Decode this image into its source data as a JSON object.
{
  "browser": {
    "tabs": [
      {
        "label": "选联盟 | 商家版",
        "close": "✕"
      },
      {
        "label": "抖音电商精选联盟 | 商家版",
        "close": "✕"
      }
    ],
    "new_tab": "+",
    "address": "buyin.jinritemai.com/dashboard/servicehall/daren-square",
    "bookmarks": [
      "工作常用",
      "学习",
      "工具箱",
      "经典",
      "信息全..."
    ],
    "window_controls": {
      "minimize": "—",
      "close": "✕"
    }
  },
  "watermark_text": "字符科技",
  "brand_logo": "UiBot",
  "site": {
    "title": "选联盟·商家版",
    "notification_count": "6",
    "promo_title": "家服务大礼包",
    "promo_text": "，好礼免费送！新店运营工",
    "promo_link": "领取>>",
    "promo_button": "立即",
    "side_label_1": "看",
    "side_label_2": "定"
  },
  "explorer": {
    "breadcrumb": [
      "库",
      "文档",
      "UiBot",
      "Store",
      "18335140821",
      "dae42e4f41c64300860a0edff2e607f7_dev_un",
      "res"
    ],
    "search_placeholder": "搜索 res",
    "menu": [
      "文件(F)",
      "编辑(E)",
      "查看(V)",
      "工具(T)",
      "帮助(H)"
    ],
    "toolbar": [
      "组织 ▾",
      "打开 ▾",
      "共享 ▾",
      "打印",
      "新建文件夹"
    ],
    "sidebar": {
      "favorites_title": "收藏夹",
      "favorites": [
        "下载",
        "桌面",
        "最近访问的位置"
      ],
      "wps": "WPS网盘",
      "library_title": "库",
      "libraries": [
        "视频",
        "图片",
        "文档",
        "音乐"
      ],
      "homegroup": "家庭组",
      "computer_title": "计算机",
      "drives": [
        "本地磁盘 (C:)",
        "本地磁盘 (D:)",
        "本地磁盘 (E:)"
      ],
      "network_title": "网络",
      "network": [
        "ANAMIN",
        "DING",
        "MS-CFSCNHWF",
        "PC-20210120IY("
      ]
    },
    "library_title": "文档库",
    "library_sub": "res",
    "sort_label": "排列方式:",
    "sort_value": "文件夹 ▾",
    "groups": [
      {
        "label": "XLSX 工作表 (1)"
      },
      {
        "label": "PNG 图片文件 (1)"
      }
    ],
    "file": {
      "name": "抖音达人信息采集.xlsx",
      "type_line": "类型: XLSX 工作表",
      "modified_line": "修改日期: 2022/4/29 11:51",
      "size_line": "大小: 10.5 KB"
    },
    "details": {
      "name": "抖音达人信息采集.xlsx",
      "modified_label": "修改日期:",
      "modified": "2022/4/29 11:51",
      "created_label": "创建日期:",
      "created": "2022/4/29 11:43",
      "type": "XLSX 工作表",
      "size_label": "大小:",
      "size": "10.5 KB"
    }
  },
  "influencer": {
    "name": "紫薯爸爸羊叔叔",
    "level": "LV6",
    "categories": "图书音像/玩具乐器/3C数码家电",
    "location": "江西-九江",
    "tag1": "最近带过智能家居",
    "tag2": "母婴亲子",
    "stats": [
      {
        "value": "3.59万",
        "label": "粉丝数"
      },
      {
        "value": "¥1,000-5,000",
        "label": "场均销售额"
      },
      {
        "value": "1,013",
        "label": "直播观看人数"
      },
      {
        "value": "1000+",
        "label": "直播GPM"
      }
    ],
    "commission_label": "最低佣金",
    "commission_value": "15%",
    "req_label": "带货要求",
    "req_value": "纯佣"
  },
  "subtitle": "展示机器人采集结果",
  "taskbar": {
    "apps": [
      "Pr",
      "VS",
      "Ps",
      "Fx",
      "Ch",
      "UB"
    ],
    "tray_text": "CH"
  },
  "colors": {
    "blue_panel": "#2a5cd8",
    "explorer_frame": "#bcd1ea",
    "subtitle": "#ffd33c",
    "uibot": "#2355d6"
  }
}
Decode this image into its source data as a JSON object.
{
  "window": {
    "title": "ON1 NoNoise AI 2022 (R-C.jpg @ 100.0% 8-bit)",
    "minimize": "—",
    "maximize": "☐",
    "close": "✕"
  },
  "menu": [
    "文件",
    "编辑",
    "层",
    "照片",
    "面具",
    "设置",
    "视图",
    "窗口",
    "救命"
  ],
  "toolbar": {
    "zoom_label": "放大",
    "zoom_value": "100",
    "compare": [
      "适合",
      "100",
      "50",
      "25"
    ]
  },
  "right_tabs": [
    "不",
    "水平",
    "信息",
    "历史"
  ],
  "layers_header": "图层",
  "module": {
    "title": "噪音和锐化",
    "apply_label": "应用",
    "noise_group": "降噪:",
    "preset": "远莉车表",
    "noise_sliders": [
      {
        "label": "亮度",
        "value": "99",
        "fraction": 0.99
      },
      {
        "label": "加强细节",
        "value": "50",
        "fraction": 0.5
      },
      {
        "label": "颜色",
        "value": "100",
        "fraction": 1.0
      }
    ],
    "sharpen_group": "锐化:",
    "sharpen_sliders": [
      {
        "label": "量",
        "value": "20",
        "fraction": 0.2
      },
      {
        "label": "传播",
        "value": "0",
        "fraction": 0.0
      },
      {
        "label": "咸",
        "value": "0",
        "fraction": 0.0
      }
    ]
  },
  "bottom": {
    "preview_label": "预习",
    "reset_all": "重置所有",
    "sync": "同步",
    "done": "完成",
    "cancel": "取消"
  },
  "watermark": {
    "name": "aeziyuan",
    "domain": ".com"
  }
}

Request:
Return every entry exactly as given.

Reply:
Decode this image into its source data as a JSON object.
{
  "browser": {
    "tabs": [
      {
        "label": "选联盟 | 商家版",
        "close": "✕"
      },
      {
        "label": "抖音电商精选联盟 | 商家版",
        "close": "✕"
      }
    ],
    "new_tab": "+",
    "address": "buyin.jinritemai.com/dashboard/servicehall/daren-square",
    "bookmarks": [
      "工作常用",
      "学习",
      "工具箱",
      "经典",
      "信息全..."
    ],
    "window_controls": {
      "minimize": "—",
      "close": "✕"
    }
  },
  "watermark_text": "字符科技",
  "brand_logo": "UiBot",
  "site": {
    "title": "选联盟·商家版",
    "notification_count": "6",
    "promo_title": "家服务大礼包",
    "promo_text": "，好礼免费送！新店运营工",
    "promo_link": "领取>>",
    "promo_button": "立即",
    "side_label_1": "看",
    "side_label_2": "定"
  },
  "explorer": {
    "breadcrumb": [
      "库",
      "文档",
      "UiBot",
      "Store",
      "18335140821",
      "dae42e4f41c64300860a0edff2e607f7_dev_un",
      "res"
    ],
    "search_placeholder": "搜索 res",
    "menu": [
      "文件(F)",
      "编辑(E)",
      "查看(V)",
      "工具(T)",
      "帮助(H)"
    ],
    "toolbar": [
      "组织 ▾",
      "打开 ▾",
      "共享 ▾",
      "打印",
      "新建文件夹"
    ],
    "sidebar": {
      "favorites_title": "收藏夹",
      "favorites": [
        "下载",
        "桌面",
        "最近访问的位置"
      ],
      "wps": "WPS网盘",
      "library_title": "库",
      "libraries": [
        "视频",
        "图片",
        "文档",
        "音乐"
      ],
      "homegroup": "家庭组",
      "computer_title": "计算机",
      "drives": [
        "本地磁盘 (C:)",
        "本地磁盘 (D:)",
        "本地磁盘 (E:)"
      ],
      "network_title": "网络",
      "network": [
        "ANAMIN",
        "DING",
        "MS-CFSCNHWF",
        "PC-20210120IY("
      ]
    },
    "library_title": "文档库",
    "library_sub": "res",
    "sort_label": "排列方式:",
    "sort_value": "文件夹 ▾",
    "groups": [
      {
        "label": "XLSX 工作表 (1)"
      },
      {
        "label": "PNG 图片文件 (1)"
      }
    ],
    "file": {
      "name": "抖音达人信息采集.xlsx",
      "type_line": "类型: XLSX 工作表",
      "modified_line": "修改日期: 2022/4/29 11:51",
      "size_line": "大小: 10.5 KB"
    },
    "details": {
      "name": "抖音达人信息采集.xlsx",
      "modified_label": "修改日期:",
      "modified": "2022/4/29 11:51",
      "created_label": "创建日期:",
      "created": "2022/4/29 11:43",
      "type": "XLSX 工作表",
      "size_label": "大小:",
      "size": "10.5 KB"
    }
  },
  "influencer": {
    "name": "紫薯爸爸羊叔叔",
    "level": "LV6",
    "categories": "图书音像/玩具乐器/3C数码家电",
    "location": "江西-九江",
    "tag1": "最近带过智能家居",
    "tag2": "母婴亲子",
    "stats": [
      {
        "value": "3.59万",
        "label": "粉丝数"
      },
      {
        "value": "¥1,000-5,000",
        "label": "场均销售额"
      },
      {
        "value": "1,013",
        "label": "直播观看人数"
      },
      {
        "value": "1000+",
        "label": "直播GPM"
      }
    ],
    "commission_label": "最低佣金",
    "commission_value": "15%",
    "req_label": "带货要求",
    "req_value": "纯佣"
  },
  "subtitle": "展示机器人采集结果",
  "taskbar": {
    "apps": [
      "Pr",
      "VS",
      "Ps",
      "Fx",
      "Ch",
      "UB"
    ],
    "tray_text": "CH"
  },
  "colors": {
    "blue_panel": "#2a5cd8",
    "explorer_frame": "#bcd1ea",
    "subtitle": "#ffd33c",
    "uibot": "#2355d6"
  }
}
Decode this image into its source data as a JSON object.
{
  "window": {
    "title": "ON1 NoNoise AI 2022 (R-C.jpg @ 100.0% 8-bit)",
    "minimize": "—",
    "maximize": "☐",
    "close": "✕"
  },
  "menu": [
    "文件",
    "编辑",
    "层",
    "照片",
    "面具",
    "设置",
    "视图",
    "窗口",
    "救命"
  ],
  "toolbar": {
    "zoom_label": "放大",
    "zoom_value": "100",
    "compare": [
      "适合",
      "100",
      "50",
      "25"
    ]
  },
  "right_tabs": [
    "不",
    "水平",
    "信息",
    "历史"
  ],
  "layers_header": "图层",
  "module": {
    "title": "噪音和锐化",
    "apply_label": "应用",
    "noise_group": "降噪:",
    "preset": "远莉车表",
    "noise_sliders": [
      {
        "label": "亮度",
        "value": "99",
        "fraction": 0.99
      },
      {
        "label": "加强细节",
        "value": "50",
        "fraction": 0.5
      },
      {
        "label": "颜色",
        "value": "100",
        "fraction": 1.0
      }
    ],
    "sharpen_group": "锐化:",
    "sharpen_sliders": [
      {
        "label": "量",
        "value": "20",
        "fraction": 0.2
      },
      {
        "label": "传播",
        "value": "0",
        "fraction": 0.0
      },
      {
        "label": "咸",
        "value": "0",
        "fraction": 0.0
      }
    ]
  },
  "bottom": {
    "preview_label": "预习",
    "reset_all": "重置所有",
    "sync": "同步",
    "done": "完成",
    "cancel": "取消"
  },
  "watermark": {
    "name": "aeziyuan",
    "domain": ".com"
  }
}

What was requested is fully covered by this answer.